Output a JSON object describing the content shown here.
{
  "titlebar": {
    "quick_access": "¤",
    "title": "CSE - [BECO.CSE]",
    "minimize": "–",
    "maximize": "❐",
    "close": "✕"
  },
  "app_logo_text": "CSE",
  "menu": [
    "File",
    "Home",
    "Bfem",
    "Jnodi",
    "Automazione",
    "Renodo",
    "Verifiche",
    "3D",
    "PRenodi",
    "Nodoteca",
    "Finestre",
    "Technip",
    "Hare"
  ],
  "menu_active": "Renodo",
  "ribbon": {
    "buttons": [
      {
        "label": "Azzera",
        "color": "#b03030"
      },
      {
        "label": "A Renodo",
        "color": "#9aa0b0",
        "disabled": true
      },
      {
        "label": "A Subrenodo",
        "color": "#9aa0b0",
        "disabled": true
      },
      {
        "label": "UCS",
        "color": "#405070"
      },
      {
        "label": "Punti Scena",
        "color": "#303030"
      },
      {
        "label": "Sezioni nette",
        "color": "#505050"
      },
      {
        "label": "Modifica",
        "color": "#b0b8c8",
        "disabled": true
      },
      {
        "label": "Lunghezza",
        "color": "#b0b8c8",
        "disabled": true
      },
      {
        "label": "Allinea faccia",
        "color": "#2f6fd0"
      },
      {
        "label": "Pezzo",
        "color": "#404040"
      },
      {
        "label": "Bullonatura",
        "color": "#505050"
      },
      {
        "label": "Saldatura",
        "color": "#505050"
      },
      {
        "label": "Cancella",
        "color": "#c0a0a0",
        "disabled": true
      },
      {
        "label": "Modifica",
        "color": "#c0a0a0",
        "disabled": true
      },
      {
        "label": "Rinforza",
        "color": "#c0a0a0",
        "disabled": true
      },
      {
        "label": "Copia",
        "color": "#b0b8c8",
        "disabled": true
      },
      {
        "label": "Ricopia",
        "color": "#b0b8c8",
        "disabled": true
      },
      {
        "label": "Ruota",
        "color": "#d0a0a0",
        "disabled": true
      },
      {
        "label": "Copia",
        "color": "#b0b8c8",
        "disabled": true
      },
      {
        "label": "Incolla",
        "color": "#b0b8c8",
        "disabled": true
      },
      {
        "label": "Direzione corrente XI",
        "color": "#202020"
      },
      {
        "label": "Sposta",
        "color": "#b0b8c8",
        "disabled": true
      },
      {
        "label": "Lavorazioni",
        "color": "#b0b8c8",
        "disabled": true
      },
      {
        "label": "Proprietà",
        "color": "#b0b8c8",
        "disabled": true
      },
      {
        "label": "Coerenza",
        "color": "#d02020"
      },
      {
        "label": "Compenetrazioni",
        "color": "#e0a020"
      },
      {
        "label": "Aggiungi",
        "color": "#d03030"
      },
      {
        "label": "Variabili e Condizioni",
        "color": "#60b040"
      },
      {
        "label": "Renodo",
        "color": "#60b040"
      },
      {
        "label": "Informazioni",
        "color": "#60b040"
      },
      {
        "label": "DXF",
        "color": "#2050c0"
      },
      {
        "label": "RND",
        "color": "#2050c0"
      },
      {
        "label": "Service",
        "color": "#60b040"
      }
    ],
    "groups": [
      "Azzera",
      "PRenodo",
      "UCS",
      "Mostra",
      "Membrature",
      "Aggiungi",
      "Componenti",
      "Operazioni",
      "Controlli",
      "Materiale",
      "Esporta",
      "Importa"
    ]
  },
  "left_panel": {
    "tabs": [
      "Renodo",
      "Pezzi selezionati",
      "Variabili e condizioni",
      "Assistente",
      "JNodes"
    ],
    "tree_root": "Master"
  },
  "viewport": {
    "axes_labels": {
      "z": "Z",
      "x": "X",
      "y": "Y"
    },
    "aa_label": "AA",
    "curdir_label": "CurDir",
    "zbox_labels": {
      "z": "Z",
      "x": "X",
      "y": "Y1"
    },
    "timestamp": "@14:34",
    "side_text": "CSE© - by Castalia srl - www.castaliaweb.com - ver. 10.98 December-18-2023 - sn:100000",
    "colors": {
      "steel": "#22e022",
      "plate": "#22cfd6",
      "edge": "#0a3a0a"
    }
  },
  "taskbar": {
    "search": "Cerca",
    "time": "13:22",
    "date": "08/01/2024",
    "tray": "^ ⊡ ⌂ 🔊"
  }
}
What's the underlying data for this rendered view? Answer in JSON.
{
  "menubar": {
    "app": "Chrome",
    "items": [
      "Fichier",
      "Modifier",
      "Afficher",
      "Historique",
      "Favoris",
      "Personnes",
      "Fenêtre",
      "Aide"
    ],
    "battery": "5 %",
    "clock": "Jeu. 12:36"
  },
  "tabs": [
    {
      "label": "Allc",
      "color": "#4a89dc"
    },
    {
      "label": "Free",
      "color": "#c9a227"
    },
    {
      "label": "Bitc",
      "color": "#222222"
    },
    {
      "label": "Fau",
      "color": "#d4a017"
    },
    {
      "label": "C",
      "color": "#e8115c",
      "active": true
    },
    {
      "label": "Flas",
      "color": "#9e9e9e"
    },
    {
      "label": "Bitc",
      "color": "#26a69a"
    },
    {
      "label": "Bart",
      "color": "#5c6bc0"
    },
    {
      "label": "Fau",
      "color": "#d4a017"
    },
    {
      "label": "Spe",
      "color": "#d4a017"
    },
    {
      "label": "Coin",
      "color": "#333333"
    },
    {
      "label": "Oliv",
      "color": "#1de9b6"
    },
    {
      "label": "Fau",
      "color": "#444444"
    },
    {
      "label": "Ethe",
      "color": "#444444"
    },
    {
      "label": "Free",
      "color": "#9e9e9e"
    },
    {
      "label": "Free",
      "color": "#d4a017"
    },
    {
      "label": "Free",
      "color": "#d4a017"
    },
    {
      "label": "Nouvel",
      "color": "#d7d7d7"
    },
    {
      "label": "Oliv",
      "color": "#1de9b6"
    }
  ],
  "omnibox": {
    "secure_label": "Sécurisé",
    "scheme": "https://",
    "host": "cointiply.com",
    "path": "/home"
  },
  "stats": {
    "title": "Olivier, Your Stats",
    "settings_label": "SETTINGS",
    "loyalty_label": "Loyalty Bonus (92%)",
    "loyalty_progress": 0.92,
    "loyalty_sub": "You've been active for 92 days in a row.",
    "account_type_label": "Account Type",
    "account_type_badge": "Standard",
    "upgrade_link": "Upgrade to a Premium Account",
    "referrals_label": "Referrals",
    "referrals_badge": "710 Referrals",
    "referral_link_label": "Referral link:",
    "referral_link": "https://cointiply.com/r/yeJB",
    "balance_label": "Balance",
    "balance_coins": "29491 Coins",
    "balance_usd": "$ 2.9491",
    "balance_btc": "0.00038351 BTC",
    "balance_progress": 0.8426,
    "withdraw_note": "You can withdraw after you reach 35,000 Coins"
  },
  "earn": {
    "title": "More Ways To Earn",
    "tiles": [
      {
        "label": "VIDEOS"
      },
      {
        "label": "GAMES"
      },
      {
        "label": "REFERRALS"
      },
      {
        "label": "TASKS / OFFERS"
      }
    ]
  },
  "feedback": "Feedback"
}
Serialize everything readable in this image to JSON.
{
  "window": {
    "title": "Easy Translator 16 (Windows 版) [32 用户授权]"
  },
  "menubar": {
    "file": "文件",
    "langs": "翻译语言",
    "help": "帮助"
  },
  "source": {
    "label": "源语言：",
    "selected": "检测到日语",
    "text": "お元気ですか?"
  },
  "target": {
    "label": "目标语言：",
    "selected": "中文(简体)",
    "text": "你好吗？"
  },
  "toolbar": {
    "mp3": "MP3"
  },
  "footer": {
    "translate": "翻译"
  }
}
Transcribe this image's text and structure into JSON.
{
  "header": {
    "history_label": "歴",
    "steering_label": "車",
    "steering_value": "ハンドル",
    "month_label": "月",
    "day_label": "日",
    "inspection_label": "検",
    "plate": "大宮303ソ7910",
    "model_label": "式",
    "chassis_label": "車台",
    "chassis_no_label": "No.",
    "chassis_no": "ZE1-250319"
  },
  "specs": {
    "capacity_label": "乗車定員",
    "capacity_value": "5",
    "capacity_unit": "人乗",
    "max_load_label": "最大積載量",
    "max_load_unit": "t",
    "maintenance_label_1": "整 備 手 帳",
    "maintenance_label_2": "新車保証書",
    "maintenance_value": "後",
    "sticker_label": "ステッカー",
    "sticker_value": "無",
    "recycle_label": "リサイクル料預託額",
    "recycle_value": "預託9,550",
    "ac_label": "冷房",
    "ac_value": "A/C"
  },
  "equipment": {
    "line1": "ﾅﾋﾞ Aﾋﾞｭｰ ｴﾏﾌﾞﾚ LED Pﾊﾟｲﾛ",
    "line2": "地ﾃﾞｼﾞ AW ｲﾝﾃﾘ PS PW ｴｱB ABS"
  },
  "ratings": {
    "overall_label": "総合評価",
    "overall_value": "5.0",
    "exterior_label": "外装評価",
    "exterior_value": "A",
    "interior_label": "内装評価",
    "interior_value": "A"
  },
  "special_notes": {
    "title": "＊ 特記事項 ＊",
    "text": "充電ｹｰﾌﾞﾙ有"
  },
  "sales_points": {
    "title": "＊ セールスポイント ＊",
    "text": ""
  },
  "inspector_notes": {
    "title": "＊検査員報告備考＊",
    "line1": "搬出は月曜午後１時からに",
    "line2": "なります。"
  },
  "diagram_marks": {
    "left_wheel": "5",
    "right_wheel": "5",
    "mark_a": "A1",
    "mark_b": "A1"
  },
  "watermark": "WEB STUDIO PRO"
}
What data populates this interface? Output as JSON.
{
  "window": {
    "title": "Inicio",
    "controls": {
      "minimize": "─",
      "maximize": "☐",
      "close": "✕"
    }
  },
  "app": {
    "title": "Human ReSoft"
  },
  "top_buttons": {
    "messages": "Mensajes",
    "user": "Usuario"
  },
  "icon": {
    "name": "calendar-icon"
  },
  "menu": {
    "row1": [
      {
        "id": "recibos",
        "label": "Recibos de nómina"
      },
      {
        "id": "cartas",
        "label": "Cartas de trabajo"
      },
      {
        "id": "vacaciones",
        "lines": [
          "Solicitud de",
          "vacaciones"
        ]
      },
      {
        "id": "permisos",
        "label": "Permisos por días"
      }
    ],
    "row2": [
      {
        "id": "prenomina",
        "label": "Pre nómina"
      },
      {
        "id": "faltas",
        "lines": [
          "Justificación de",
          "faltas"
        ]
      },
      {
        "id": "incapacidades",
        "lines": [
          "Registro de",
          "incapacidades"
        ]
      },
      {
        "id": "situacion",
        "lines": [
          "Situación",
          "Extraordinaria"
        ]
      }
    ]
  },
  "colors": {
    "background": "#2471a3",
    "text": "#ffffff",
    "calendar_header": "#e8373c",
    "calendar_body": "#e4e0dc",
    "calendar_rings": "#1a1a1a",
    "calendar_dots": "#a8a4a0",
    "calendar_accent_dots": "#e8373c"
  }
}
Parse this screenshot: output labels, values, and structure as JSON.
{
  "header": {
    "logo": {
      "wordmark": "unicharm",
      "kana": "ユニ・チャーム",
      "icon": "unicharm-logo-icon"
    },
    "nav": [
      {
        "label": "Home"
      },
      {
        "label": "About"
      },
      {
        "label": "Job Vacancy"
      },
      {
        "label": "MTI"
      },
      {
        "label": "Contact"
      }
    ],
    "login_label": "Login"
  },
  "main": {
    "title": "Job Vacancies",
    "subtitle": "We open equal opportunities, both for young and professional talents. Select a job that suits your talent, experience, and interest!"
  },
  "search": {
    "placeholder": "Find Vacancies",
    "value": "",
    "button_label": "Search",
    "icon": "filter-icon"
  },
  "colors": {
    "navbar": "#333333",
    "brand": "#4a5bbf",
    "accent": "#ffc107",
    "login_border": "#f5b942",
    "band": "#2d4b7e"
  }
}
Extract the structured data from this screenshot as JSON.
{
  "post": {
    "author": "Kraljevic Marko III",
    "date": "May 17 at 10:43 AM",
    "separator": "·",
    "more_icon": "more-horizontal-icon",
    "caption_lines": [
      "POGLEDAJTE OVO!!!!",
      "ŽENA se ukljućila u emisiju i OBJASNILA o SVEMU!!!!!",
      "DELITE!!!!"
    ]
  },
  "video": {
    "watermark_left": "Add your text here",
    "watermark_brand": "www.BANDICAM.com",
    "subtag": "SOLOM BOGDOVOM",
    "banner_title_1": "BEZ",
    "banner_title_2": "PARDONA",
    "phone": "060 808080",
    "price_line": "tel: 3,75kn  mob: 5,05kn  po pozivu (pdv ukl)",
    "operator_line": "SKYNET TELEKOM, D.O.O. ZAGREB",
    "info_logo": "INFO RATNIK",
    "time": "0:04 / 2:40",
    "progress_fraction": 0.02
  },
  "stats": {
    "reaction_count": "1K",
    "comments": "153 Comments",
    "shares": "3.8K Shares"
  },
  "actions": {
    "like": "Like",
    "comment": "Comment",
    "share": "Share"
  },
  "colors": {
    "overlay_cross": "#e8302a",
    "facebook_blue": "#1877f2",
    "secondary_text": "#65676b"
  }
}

------------------------------------------------------------

--- What is required ---
Copy each line of the data that contains the word "unicharm".

--- Task output ---
      "wordmark": "unicharm",
      "icon": "unicharm-logo-icon"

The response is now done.